_Exercise instructions_: Gather all lines in the data that hold the string "content".
- - - - -
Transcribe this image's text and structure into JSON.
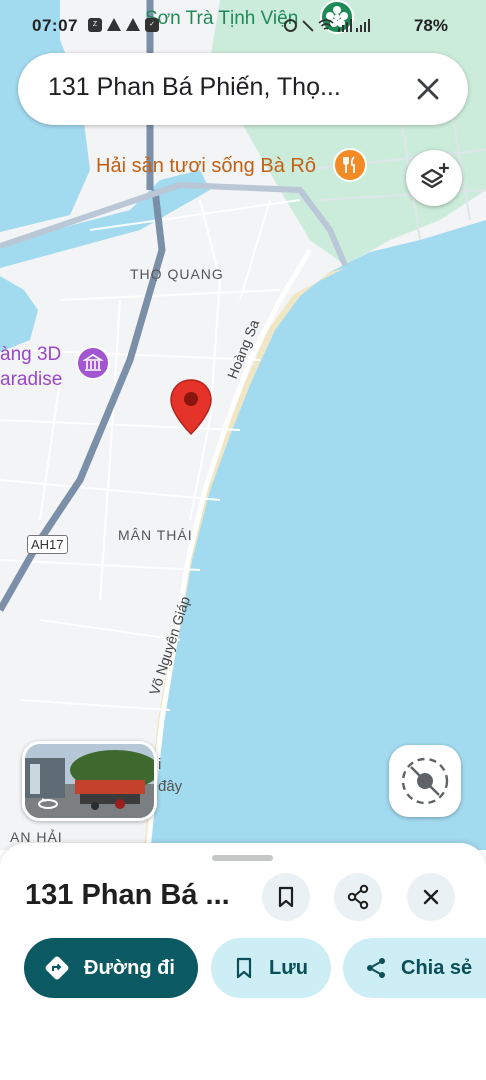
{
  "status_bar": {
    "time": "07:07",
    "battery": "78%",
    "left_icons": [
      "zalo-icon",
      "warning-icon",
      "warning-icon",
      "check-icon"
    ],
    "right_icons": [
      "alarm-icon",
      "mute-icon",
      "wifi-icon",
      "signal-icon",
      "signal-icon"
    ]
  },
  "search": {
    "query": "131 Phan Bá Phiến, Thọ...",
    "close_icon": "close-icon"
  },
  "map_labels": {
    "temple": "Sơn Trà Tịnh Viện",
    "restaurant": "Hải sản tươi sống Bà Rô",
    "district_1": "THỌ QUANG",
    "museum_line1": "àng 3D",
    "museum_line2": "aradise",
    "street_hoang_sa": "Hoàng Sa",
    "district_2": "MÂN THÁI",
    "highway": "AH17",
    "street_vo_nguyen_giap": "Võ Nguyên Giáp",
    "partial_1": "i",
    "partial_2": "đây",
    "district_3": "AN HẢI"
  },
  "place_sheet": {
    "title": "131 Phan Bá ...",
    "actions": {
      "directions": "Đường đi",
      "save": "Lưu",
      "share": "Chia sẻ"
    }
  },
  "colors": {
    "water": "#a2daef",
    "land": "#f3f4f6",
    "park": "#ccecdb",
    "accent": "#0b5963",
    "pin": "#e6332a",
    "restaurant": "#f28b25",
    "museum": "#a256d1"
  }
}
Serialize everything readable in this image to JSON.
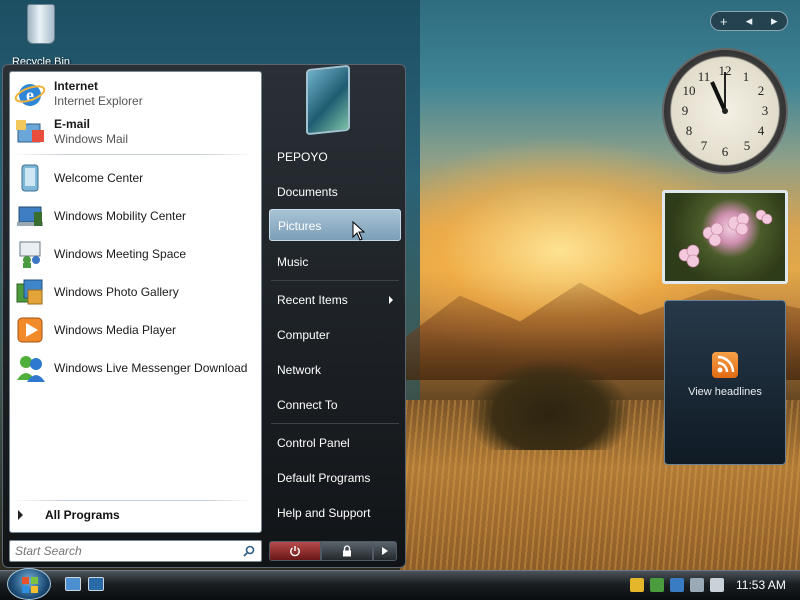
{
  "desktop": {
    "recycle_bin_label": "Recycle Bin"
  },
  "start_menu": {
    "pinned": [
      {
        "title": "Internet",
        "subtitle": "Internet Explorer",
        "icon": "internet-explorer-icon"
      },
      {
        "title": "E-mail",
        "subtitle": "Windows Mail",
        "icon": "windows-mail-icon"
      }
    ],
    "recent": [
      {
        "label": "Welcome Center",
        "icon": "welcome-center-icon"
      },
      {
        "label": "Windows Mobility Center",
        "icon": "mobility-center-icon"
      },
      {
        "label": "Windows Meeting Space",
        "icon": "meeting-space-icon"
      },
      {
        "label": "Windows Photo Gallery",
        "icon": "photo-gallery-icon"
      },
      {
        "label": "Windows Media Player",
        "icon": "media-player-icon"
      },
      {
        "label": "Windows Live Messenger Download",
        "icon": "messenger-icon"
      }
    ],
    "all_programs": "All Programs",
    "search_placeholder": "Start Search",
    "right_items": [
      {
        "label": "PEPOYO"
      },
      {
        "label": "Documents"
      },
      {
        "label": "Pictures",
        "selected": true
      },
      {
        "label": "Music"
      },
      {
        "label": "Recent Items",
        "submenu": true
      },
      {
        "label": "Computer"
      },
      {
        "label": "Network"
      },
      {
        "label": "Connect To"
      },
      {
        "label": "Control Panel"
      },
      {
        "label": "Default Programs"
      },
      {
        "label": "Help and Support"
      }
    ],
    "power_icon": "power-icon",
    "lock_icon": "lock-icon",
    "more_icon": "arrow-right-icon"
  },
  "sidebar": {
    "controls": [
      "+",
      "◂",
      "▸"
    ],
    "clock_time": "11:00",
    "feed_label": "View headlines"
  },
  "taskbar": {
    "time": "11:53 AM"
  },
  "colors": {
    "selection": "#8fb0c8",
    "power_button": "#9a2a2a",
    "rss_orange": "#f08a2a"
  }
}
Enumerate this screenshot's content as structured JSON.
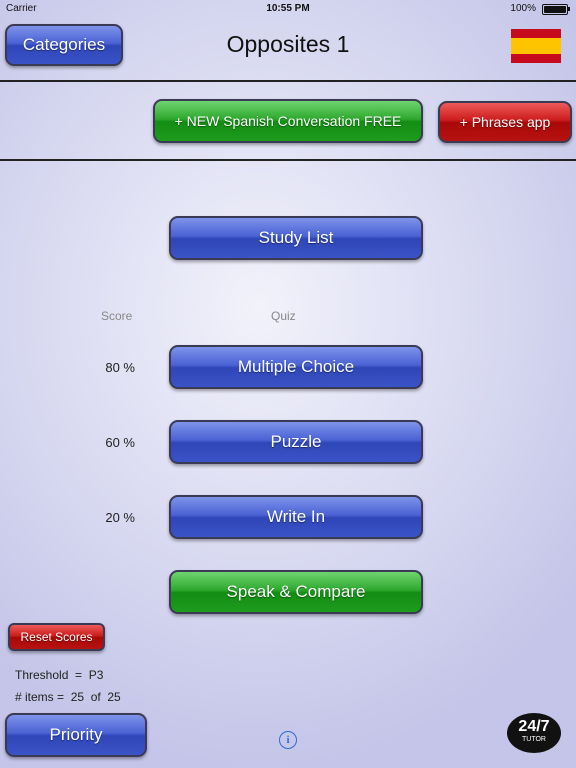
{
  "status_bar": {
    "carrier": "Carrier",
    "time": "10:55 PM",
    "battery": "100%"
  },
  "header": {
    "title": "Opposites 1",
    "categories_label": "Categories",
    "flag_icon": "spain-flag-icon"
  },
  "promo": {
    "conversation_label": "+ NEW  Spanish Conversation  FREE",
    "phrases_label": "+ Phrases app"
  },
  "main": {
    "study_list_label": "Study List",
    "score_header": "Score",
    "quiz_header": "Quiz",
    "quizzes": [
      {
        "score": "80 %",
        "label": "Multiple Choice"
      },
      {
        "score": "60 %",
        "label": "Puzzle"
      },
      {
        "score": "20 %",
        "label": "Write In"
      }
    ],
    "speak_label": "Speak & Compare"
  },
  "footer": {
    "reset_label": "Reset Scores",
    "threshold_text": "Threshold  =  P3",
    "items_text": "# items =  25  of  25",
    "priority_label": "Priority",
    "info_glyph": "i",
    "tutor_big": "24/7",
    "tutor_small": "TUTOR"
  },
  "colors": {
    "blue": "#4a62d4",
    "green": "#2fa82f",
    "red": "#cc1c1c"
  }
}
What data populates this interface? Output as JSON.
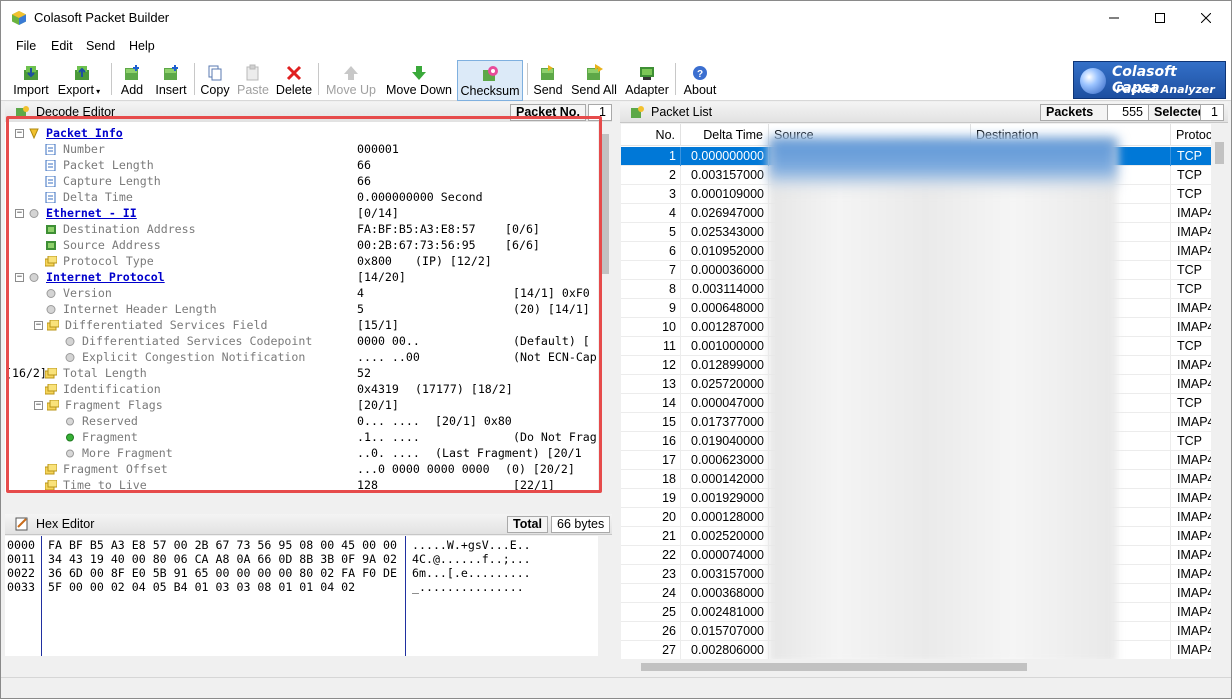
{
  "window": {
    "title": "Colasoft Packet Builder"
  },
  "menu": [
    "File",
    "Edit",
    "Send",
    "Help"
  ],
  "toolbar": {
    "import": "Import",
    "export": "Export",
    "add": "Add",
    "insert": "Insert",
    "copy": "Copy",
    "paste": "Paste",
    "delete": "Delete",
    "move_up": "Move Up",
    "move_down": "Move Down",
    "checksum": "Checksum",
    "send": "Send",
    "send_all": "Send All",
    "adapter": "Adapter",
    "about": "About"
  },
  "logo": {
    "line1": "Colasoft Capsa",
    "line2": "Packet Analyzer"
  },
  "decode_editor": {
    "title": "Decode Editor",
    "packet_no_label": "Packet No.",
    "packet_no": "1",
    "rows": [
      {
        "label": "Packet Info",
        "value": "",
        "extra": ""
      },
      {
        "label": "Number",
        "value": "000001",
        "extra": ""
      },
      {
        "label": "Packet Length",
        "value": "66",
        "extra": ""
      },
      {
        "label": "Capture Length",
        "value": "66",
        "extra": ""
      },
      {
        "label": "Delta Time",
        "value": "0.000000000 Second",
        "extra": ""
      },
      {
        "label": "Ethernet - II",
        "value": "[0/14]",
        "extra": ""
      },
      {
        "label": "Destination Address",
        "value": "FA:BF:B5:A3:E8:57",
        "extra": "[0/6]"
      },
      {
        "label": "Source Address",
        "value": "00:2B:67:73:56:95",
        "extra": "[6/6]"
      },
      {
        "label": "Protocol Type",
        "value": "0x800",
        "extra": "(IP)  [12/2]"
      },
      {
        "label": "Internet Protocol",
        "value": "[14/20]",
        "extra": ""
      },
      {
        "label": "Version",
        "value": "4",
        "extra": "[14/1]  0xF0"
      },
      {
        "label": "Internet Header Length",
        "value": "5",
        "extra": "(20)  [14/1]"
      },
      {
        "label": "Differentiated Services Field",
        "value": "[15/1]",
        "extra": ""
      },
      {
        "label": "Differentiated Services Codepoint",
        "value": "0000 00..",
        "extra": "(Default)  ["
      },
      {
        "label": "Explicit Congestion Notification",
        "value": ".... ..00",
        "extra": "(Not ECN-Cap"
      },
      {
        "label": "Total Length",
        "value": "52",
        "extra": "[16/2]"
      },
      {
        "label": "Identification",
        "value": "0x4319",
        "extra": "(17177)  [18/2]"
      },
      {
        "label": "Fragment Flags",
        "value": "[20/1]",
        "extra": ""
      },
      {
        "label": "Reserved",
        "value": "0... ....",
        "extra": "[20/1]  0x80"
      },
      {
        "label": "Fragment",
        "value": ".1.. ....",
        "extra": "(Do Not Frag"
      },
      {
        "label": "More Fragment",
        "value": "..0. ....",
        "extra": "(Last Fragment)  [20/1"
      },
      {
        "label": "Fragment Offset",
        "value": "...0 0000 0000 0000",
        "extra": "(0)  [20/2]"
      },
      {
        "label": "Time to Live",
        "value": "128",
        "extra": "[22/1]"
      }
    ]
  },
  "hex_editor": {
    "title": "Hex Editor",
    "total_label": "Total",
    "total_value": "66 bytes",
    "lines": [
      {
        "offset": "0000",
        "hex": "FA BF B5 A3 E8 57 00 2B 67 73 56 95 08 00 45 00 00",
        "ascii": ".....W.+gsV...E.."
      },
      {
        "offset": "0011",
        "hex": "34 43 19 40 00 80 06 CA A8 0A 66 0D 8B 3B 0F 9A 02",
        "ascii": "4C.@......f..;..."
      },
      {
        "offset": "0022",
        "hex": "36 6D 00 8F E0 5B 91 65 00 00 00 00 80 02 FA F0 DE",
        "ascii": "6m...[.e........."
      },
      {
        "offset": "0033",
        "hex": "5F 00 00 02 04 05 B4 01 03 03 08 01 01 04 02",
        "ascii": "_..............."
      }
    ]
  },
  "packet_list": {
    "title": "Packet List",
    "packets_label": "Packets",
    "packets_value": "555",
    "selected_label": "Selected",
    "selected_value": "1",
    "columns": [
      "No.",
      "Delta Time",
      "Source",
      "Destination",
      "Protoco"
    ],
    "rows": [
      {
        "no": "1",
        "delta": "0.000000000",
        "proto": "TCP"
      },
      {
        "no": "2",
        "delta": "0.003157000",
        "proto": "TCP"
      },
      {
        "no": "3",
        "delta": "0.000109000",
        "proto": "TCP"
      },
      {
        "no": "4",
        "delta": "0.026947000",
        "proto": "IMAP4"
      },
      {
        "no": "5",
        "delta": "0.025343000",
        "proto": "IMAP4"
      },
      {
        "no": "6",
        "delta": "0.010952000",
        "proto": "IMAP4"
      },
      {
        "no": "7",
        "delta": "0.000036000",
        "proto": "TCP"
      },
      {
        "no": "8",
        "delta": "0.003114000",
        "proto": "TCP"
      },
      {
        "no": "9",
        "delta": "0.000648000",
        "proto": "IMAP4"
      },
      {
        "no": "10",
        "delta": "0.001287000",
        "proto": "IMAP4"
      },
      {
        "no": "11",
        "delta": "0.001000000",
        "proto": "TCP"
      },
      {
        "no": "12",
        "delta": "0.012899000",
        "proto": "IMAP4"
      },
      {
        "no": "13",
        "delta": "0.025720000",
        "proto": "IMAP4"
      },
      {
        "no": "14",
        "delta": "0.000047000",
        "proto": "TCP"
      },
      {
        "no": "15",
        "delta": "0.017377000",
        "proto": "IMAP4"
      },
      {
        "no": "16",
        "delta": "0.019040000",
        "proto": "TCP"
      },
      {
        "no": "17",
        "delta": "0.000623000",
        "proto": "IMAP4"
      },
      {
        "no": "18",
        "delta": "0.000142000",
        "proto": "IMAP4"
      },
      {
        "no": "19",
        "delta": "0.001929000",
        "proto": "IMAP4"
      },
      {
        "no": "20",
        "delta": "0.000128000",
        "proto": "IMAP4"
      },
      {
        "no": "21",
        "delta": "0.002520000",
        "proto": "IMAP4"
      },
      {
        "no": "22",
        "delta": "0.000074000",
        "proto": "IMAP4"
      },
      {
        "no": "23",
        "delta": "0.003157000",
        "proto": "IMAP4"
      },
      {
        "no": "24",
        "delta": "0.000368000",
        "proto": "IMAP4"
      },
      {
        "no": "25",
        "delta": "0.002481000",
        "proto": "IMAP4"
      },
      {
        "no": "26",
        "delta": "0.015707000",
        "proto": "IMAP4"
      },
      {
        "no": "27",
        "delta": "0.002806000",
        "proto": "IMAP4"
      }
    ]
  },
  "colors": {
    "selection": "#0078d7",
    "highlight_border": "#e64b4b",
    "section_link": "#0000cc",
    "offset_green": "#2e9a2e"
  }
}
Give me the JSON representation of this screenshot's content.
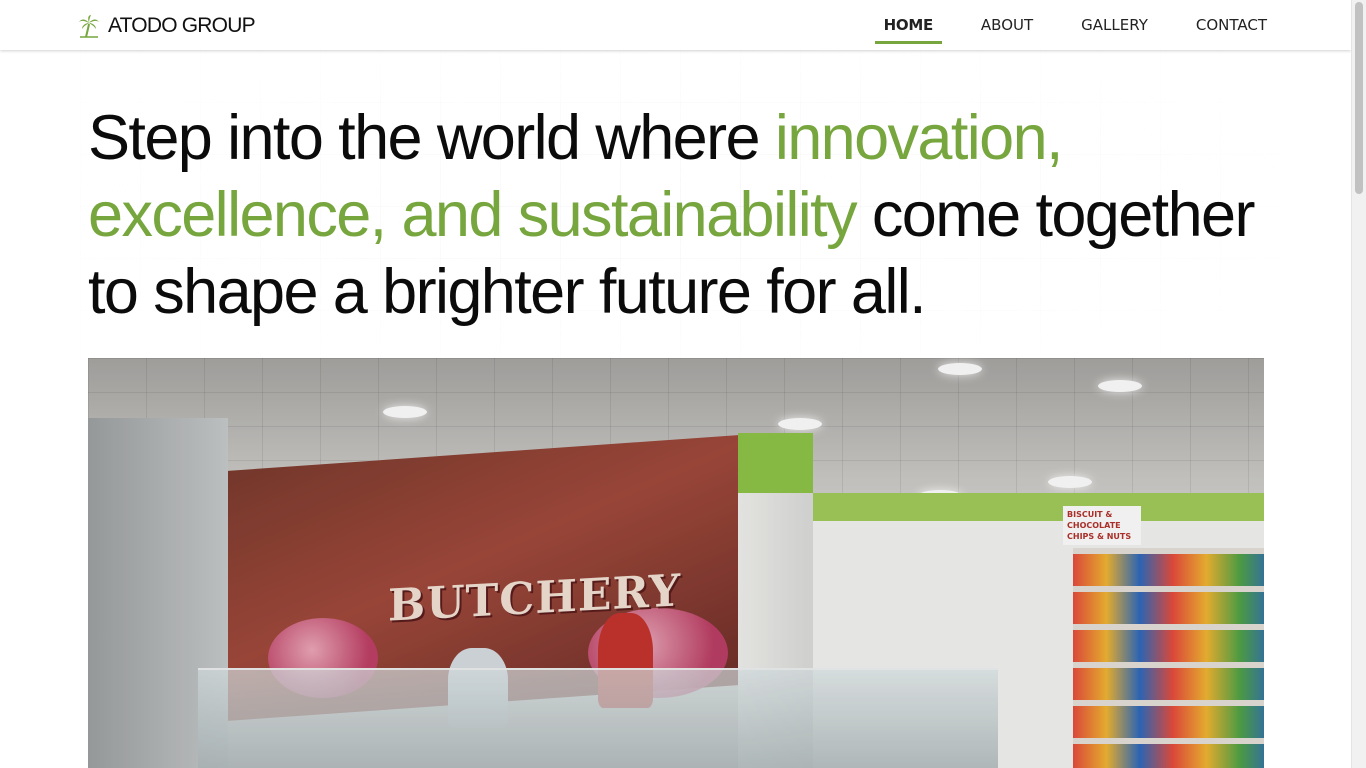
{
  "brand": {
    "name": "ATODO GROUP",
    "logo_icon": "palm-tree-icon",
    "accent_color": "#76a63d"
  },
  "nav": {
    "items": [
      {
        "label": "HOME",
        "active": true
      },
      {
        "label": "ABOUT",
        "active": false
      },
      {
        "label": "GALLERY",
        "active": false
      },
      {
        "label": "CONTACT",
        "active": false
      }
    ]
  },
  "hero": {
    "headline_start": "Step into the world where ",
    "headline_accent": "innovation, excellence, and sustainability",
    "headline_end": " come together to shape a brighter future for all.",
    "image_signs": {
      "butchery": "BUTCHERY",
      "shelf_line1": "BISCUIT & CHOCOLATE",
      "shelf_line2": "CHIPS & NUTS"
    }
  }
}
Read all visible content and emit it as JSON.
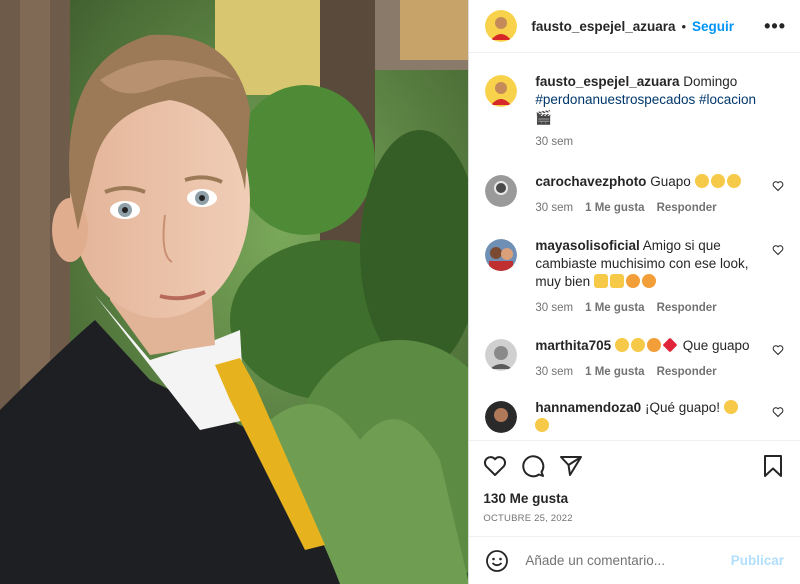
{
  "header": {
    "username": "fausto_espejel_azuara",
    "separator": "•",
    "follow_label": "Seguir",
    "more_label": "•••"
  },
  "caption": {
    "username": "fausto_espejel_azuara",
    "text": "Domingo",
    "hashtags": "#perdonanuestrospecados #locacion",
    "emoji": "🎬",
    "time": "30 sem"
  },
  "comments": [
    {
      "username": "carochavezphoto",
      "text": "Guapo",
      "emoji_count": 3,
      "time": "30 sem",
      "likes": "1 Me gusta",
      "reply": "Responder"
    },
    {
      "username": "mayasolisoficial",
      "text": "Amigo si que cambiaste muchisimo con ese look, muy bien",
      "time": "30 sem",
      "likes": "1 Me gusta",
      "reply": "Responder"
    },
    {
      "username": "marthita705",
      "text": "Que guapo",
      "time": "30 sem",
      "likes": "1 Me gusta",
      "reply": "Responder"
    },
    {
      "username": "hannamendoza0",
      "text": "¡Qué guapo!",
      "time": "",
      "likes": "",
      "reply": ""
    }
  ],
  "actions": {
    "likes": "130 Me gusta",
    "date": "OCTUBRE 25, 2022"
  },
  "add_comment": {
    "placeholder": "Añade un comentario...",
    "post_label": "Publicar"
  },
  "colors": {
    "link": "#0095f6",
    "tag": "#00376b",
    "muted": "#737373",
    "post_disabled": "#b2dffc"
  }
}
- - - - -
_Task solution_:
Enumerate this screenshot's content as structured JSON.
Give me the JSON representation of this screenshot's content.
Read all visible content and emit it as JSON.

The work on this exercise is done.